## REQUIRED WORK
Output every record below exactly as it appears.

## DATA IN THIS EXERCISE
────────────────────

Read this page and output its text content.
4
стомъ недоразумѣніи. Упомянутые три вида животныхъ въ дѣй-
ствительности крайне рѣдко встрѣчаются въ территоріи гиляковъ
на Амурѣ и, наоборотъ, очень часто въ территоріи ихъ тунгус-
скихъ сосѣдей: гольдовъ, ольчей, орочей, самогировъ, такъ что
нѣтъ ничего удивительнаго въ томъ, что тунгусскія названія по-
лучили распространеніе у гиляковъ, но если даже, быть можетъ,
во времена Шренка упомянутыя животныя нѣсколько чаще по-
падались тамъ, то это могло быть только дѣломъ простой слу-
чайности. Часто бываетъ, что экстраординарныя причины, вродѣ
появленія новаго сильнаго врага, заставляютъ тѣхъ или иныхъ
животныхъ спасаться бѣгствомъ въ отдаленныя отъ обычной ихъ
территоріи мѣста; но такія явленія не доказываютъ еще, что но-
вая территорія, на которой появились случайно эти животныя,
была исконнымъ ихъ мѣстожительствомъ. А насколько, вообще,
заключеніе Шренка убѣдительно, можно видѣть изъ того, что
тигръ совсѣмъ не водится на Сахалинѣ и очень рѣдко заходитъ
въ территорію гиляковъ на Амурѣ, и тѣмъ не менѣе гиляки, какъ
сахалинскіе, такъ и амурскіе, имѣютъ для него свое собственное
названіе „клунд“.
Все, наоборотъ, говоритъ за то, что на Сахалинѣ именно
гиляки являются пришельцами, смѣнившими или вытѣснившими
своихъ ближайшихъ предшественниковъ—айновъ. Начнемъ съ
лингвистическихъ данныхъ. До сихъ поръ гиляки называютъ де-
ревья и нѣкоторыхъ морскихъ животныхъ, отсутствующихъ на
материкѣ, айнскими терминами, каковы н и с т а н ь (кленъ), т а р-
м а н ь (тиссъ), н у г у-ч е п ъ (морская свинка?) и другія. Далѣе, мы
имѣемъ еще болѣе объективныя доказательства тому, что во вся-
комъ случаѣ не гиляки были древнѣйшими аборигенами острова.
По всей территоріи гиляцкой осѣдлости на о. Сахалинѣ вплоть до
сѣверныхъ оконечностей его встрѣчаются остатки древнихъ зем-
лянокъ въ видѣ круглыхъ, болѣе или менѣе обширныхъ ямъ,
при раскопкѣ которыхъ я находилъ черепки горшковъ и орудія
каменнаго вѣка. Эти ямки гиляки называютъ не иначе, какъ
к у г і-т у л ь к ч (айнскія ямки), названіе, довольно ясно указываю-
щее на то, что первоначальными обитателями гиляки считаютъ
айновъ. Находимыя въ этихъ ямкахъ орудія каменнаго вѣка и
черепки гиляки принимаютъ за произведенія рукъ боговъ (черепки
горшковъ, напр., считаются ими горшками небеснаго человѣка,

────────────────────

## OUTPUT BELOW
Read this page and output its text content.
4
стомъ недоразумѣніи. Упомянутые три вида животныхъ въ дѣй-
ствительности крайне рѣдко встрѣчаются въ территоріи гиляковъ
на Амурѣ и, наоборотъ, очень часто въ территоріи ихъ тунгус-
скихъ сосѣдей: гольдовъ, ольчей, орочей, самогировъ, такъ что
нѣтъ ничего удивительнаго въ томъ, что тунгусскія названія по-
лучили распространеніе у гиляковъ, но если даже, быть можетъ,
во времена Шренка упомянутыя животныя нѣсколько чаще по-
падались тамъ, то это могло быть только дѣломъ простой слу-
чайности. Часто бываетъ, что экстраординарныя причины, вродѣ
появленія новаго сильнаго врага, заставляютъ тѣхъ или иныхъ
животныхъ спасаться бѣгствомъ въ отдаленныя отъ обычной ихъ
территоріи мѣста; но такія явленія не доказываютъ еще, что но-
вая территорія, на которой появились случайно эти животныя,
была исконнымъ ихъ мѣстожительствомъ. А насколько, вообще,
заключеніе Шренка убѣдительно, можно видѣть изъ того, что
тигръ совсѣмъ не водится на Сахалинѣ и очень рѣдко заходитъ
въ территорію гиляковъ на Амурѣ, и тѣмъ не менѣе гиляки, какъ
сахалинскіе, такъ и амурскіе, имѣютъ для него свое собственное
названіе „клунд“.
Все, наоборотъ, говоритъ за то, что на Сахалинѣ именно
гиляки являются пришельцами, смѣнившими или вытѣснившими
своихъ ближайшихъ предшественниковъ—айновъ. Начнемъ съ
лингвистическихъ данныхъ. До сихъ поръ гиляки называютъ де-
ревья и нѣкоторыхъ морскихъ животныхъ, отсутствующихъ на
материкѣ, айнскими терминами, каковы н и с т а н ь (кленъ), т а р-
м а н ь (тиссъ), н у г у-ч е п ъ (морская свинка?) и другія. Далѣе, мы
имѣемъ еще болѣе объективныя доказательства тому, что во вся-
комъ случаѣ не гиляки были древнѣйшими аборигенами острова.
По всей территоріи гиляцкой осѣдлости на о. Сахалинѣ вплоть до
сѣверныхъ оконечностей его встрѣчаются остатки древнихъ зем-
лянокъ въ видѣ круглыхъ, болѣе или менѣе обширныхъ ямъ,
при раскопкѣ которыхъ я находилъ черепки горшковъ и орудія
каменнаго вѣка. Эти ямки гиляки называютъ не иначе, какъ
к у г і-т у л ь к ч (айнскія ямки), названіе, довольно ясно указываю-
щее на то, что первоначальными обитателями гиляки считаютъ
айновъ. Находимыя въ этихъ ямкахъ орудія каменнаго вѣка и
черепки гиляки принимаютъ за произведенія рукъ боговъ (черепки
горшковъ, напр., считаются ими горшками небеснаго человѣка,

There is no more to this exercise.